Your task >> Exactly repeat the material, dropping only the pictures.
─── Records
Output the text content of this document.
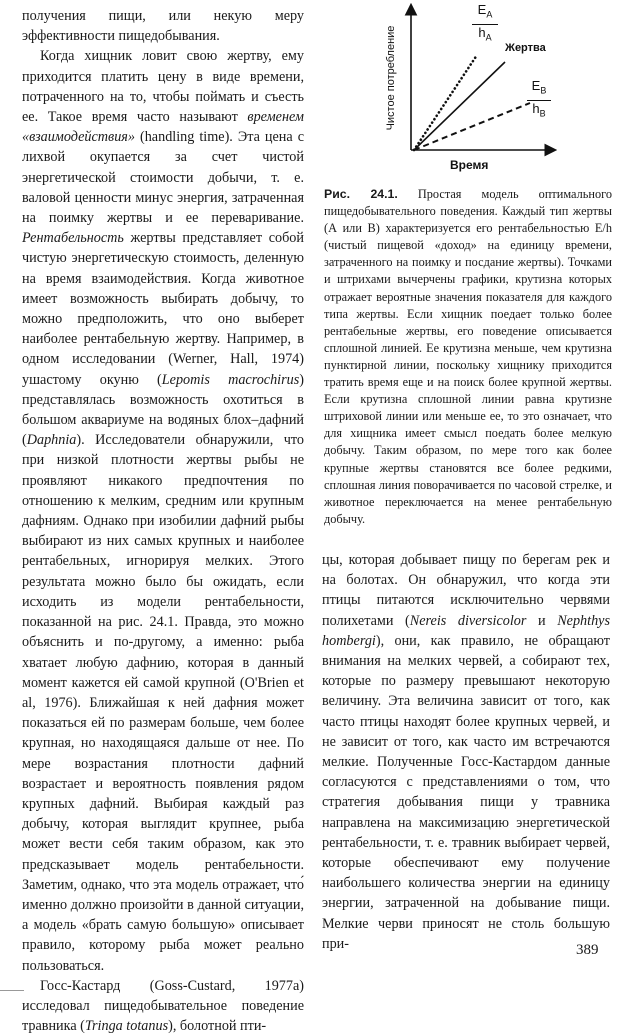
получения пищи, или некую меру эффективности пищедобывания.

Когда хищник ловит свою жертву, ему приходится платить цену в виде времени, потраченного на то, чтобы поймать и съесть ее. Такое время часто называют временем «взаимодействия» (handling time). Эта цена с лихвой окупается за счет чистой энергетической стоимости добычи, т. е. валовой ценности минус энергия, затраченная на поимку жертвы и ее переваривание. Рентабельность жертвы представляет собой чистую энергетическую стоимость, деленную на время взаимодействия. Когда животное имеет возможность выбирать добычу, то можно предположить, что оно выберет наиболее рентабельную жертву. Например, в одном исследовании (Werner, Hall, 1974) ушастому окуню (Lepomis macrochirus) представлялась возможность охотиться в большом аквариуме на водяных блох–дафний (Daphnia). Исследователи обнаружили, что при низкой плотности жертвы рыбы не проявляют никакого предпочтения по отношению к мелким, средним или крупным дафниям. Однако при изобилии дафний рыбы выбирают из них самых крупных и наиболее рентабельных, игнорируя мелких. Этого результата можно было бы ожидать, если исходить из модели рентабельности, показанной на рис. 24.1. Правда, это можно объяснить и по-другому, а именно: рыба хватает любую дафнию, которая в данный момент кажется ей самой крупной (O'Brien et al, 1976). Ближайшая к ней дафния может показаться ей по размерам больше, чем более крупная, но находящаяся дальше от нее. По мере возрастания плотности дафний возрастает и вероятность появления рядом крупных дафний. Выбирая каждый раз добычу, которая выглядит крупнее, рыба может вести себя таким образом, как это предсказывает модель рентабельности. Заметим, однако, что эта модель отражает, что́ именно должно произойти в данной ситуации, а модель «брать самую большую» описывает правило, которому рыба может реально пользоваться.

Госс-Кастард (Goss-Custard, 1977a) исследовал пищедобывательное поведение травника (Tringa totanus), болотной пти-

Чистое потребление
Время
$E_A$
$h_A$
Жертва
$E_B$
$h_B$
Рис. 24.1. Простая модель оптимального пищедобывательного поведения. Каждый тип жертвы (А или В) характеризуется его рентабельностью E/h (чистый пищевой «доход» на единицу времени, затраченного на поимку и посдание жертвы). Точками и штрихами вычерчены графики, крутизна которых отражает вероятные значения показателя для каждого типа жертвы. Если хищник поедает только более рентабельные жертвы, его поведение описывается сплошной линией. Ее крутизна меньше, чем крутизна пунктирной линии, поскольку хищнику приходится тратить время еще и на поиск более крупной жертвы. Если крутизна сплошной линии равна крутизне штриховой линии или меньше ее, то это означает, что для хищника имеет смысл поедать более мелкую добычу. Таким образом, по мере того как более крупные жертвы становятся все более редкими, сплошная линия поворачивается по часовой стрелке, и животное переключается на менее рентабельную добычу.

цы, которая добывает пищу по берегам рек и на болотах. Он обнаружил, что когда эти птицы питаются исключительно червями полихетами (Nereis diversicolor и Nephthys hombergi), они, как правило, не обращают внимания на мелких червей, а собирают тех, которые по размеру превышают некоторую величину. Эта величина зависит от того, как часто птицы находят более крупных червей, и не зависит от того, как часто им встречаются мелкие. Полученные Госс-Кастардом данные согласуются с представлениями о том, что стратегия добывания пищи у травника направлена на максимизацию энергетической рентабельности, т. е. травник выбирает червей, которые обеспечивают ему получение наибольшего количества энергии на единицу энергии, затраченной на добывание пищи. Мелкие черви приносят не столь большую при-	389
──────
Output for this exercise >>
Output the text content of this document.
получения пищи, или некую меру эффективности пищедобывания.

Когда хищник ловит свою жертву, ему приходится платить цену в виде времени, потраченного на то, чтобы поймать и съесть ее. Такое время часто называют временем «взаимодействия» (handling time). Эта цена с лихвой окупается за счет чистой энергетической стоимости добычи, т. е. валовой ценности минус энергия, затраченная на поимку жертвы и ее переваривание. Рентабельность жертвы представляет собой чистую энергетическую стоимость, деленную на время взаимодействия. Когда животное имеет возможность выбирать добычу, то можно предположить, что оно выберет наиболее рентабельную жертву. Например, в одном исследовании (Werner, Hall, 1974) ушастому окуню (Lepomis macrochirus) представлялась возможность охотиться в большом аквариуме на водяных блох–дафний (Daphnia). Исследователи обнаружили, что при низкой плотности жертвы рыбы не проявляют никакого предпочтения по отношению к мелким, средним или крупным дафниям. Однако при изобилии дафний рыбы выбирают из них самых крупных и наиболее рентабельных, игнорируя мелких. Этого результата можно было бы ожидать, если исходить из модели рентабельности, показанной на рис. 24.1. Правда, это можно объяснить и по-другому, а именно: рыба хватает любую дафнию, которая в данный момент кажется ей самой крупной (O'Brien et al, 1976). Ближайшая к ней дафния может показаться ей по размерам больше, чем более крупная, но находящаяся дальше от нее. По мере возрастания плотности дафний возрастает и вероятность появления рядом крупных дафний. Выбирая каждый раз добычу, которая выглядит крупнее, рыба может вести себя таким образом, как это предсказывает модель рентабельности. Заметим, однако, что эта модель отражает, что́ именно должно произойти в данной ситуации, а модель «брать самую большую» описывает правило, которому рыба может реально пользоваться.

Госс-Кастард (Goss-Custard, 1977a) исследовал пищедобывательное поведение травника (Tringa totanus), болотной пти-

Чистое потребление
Время
$E_A$
$h_A$
Жертва
$E_B$
$h_B$
Рис. 24.1. Простая модель оптимального пищедобывательного поведения. Каждый тип жертвы (А или В) характеризуется его рентабельностью E/h (чистый пищевой «доход» на единицу времени, затраченного на поимку и посдание жертвы). Точками и штрихами вычерчены графики, крутизна которых отражает вероятные значения показателя для каждого типа жертвы. Если хищник поедает только более рентабельные жертвы, его поведение описывается сплошной линией. Ее крутизна меньше, чем крутизна пунктирной линии, поскольку хищнику приходится тратить время еще и на поиск более крупной жертвы. Если крутизна сплошной линии равна крутизне штриховой линии или меньше ее, то это означает, что для хищника имеет смысл поедать более мелкую добычу. Таким образом, по мере того как более крупные жертвы становятся все более редкими, сплошная линия поворачивается по часовой стрелке, и животное переключается на менее рентабельную добычу.

цы, которая добывает пищу по берегам рек и на болотах. Он обнаружил, что когда эти птицы питаются исключительно червями полихетами (Nereis diversicolor и Nephthys hombergi), они, как правило, не обращают внимания на мелких червей, а собирают тех, которые по размеру превышают некоторую величину. Эта величина зависит от того, как часто птицы находят более крупных червей, и не зависит от того, как часто им встречаются мелкие. Полученные Госс-Кастардом данные согласуются с представлениями о том, что стратегия добывания пищи у травника направлена на максимизацию энергетической рентабельности, т. е. травник выбирает червей, которые обеспечивают ему получение наибольшего количества энергии на единицу энергии, затраченной на добывание пищи. Мелкие черви приносят не столь большую при-	389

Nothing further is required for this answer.